Dataset records:
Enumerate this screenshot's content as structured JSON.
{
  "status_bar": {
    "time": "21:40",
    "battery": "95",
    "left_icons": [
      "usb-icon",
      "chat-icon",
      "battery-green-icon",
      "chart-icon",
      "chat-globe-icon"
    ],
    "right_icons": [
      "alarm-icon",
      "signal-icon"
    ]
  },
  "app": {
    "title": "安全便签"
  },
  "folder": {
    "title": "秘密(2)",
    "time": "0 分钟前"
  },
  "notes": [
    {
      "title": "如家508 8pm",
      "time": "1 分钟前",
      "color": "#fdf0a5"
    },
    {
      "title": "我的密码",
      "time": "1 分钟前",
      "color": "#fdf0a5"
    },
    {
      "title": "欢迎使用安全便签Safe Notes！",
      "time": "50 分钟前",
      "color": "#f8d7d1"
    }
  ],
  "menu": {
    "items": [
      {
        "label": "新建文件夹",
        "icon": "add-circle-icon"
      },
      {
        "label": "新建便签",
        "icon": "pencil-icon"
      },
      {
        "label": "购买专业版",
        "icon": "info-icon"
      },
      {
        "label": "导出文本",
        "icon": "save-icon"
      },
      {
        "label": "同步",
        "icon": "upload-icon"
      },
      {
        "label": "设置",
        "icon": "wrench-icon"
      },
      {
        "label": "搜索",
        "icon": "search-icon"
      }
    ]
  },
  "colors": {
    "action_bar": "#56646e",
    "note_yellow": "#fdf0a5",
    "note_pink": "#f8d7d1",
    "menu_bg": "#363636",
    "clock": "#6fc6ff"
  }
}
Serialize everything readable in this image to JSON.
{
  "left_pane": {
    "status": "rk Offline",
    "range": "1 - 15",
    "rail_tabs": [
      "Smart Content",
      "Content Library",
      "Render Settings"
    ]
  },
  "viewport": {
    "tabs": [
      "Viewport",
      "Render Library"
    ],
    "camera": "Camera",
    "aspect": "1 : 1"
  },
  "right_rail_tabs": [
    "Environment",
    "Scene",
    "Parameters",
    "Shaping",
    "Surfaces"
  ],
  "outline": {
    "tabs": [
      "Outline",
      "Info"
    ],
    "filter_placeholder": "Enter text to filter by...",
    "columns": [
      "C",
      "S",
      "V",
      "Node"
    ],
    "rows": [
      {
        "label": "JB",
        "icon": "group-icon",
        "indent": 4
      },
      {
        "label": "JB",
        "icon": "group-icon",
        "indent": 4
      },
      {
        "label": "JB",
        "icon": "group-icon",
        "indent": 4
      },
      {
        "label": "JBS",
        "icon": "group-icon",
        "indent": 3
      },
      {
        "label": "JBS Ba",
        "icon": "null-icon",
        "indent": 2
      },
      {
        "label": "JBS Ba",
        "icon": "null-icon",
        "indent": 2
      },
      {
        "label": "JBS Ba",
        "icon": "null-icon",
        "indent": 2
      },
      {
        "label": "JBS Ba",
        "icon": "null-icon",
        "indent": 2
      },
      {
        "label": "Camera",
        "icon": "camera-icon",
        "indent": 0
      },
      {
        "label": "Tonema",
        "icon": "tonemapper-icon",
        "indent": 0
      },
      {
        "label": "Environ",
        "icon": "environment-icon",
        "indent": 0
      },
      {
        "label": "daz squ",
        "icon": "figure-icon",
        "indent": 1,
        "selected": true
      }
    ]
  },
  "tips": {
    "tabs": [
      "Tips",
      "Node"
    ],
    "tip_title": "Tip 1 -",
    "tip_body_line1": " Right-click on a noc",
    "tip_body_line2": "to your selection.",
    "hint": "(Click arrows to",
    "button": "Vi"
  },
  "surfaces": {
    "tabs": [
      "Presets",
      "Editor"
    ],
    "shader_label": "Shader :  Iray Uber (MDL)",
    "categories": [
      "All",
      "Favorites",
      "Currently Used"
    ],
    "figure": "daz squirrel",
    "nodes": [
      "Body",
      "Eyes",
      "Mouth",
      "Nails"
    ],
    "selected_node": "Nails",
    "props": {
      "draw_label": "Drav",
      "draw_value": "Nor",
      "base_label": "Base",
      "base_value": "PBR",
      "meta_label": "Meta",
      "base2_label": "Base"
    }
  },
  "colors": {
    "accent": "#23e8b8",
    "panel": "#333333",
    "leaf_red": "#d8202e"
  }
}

### THE TASK
Recopy the whole listing exactly.

### EXERCISE SOLUTION
Enumerate this screenshot's content as structured JSON.
{
  "status_bar": {
    "time": "21:40",
    "battery": "95",
    "left_icons": [
      "usb-icon",
      "chat-icon",
      "battery-green-icon",
      "chart-icon",
      "chat-globe-icon"
    ],
    "right_icons": [
      "alarm-icon",
      "signal-icon"
    ]
  },
  "app": {
    "title": "安全便签"
  },
  "folder": {
    "title": "秘密(2)",
    "time": "0 分钟前"
  },
  "notes": [
    {
      "title": "如家508 8pm",
      "time": "1 分钟前",
      "color": "#fdf0a5"
    },
    {
      "title": "我的密码",
      "time": "1 分钟前",
      "color": "#fdf0a5"
    },
    {
      "title": "欢迎使用安全便签Safe Notes！",
      "time": "50 分钟前",
      "color": "#f8d7d1"
    }
  ],
  "menu": {
    "items": [
      {
        "label": "新建文件夹",
        "icon": "add-circle-icon"
      },
      {
        "label": "新建便签",
        "icon": "pencil-icon"
      },
      {
        "label": "购买专业版",
        "icon": "info-icon"
      },
      {
        "label": "导出文本",
        "icon": "save-icon"
      },
      {
        "label": "同步",
        "icon": "upload-icon"
      },
      {
        "label": "设置",
        "icon": "wrench-icon"
      },
      {
        "label": "搜索",
        "icon": "search-icon"
      }
    ]
  },
  "colors": {
    "action_bar": "#56646e",
    "note_yellow": "#fdf0a5",
    "note_pink": "#f8d7d1",
    "menu_bg": "#363636",
    "clock": "#6fc6ff"
  }
}
Serialize everything readable in this image to JSON.
{
  "left_pane": {
    "status": "rk Offline",
    "range": "1 - 15",
    "rail_tabs": [
      "Smart Content",
      "Content Library",
      "Render Settings"
    ]
  },
  "viewport": {
    "tabs": [
      "Viewport",
      "Render Library"
    ],
    "camera": "Camera",
    "aspect": "1 : 1"
  },
  "right_rail_tabs": [
    "Environment",
    "Scene",
    "Parameters",
    "Shaping",
    "Surfaces"
  ],
  "outline": {
    "tabs": [
      "Outline",
      "Info"
    ],
    "filter_placeholder": "Enter text to filter by...",
    "columns": [
      "C",
      "S",
      "V",
      "Node"
    ],
    "rows": [
      {
        "label": "JB",
        "icon": "group-icon",
        "indent": 4
      },
      {
        "label": "JB",
        "icon": "group-icon",
        "indent": 4
      },
      {
        "label": "JB",
        "icon": "group-icon",
        "indent": 4
      },
      {
        "label": "JBS",
        "icon": "group-icon",
        "indent": 3
      },
      {
        "label": "JBS Ba",
        "icon": "null-icon",
        "indent": 2
      },
      {
        "label": "JBS Ba",
        "icon": "null-icon",
        "indent": 2
      },
      {
        "label": "JBS Ba",
        "icon": "null-icon",
        "indent": 2
      },
      {
        "label": "JBS Ba",
        "icon": "null-icon",
        "indent": 2
      },
      {
        "label": "Camera",
        "icon": "camera-icon",
        "indent": 0
      },
      {
        "label": "Tonema",
        "icon": "tonemapper-icon",
        "indent": 0
      },
      {
        "label": "Environ",
        "icon": "environment-icon",
        "indent": 0
      },
      {
        "label": "daz squ",
        "icon": "figure-icon",
        "indent": 1,
        "selected": true
      }
    ]
  },
  "tips": {
    "tabs": [
      "Tips",
      "Node"
    ],
    "tip_title": "Tip 1 -",
    "tip_body_line1": " Right-click on a noc",
    "tip_body_line2": "to your selection.",
    "hint": "(Click arrows to",
    "button": "Vi"
  },
  "surfaces": {
    "tabs": [
      "Presets",
      "Editor"
    ],
    "shader_label": "Shader :  Iray Uber (MDL)",
    "categories": [
      "All",
      "Favorites",
      "Currently Used"
    ],
    "figure": "daz squirrel",
    "nodes": [
      "Body",
      "Eyes",
      "Mouth",
      "Nails"
    ],
    "selected_node": "Nails",
    "props": {
      "draw_label": "Drav",
      "draw_value": "Nor",
      "base_label": "Base",
      "base_value": "PBR",
      "meta_label": "Meta",
      "base2_label": "Base"
    }
  },
  "colors": {
    "accent": "#23e8b8",
    "panel": "#333333",
    "leaf_red": "#d8202e"
  }
}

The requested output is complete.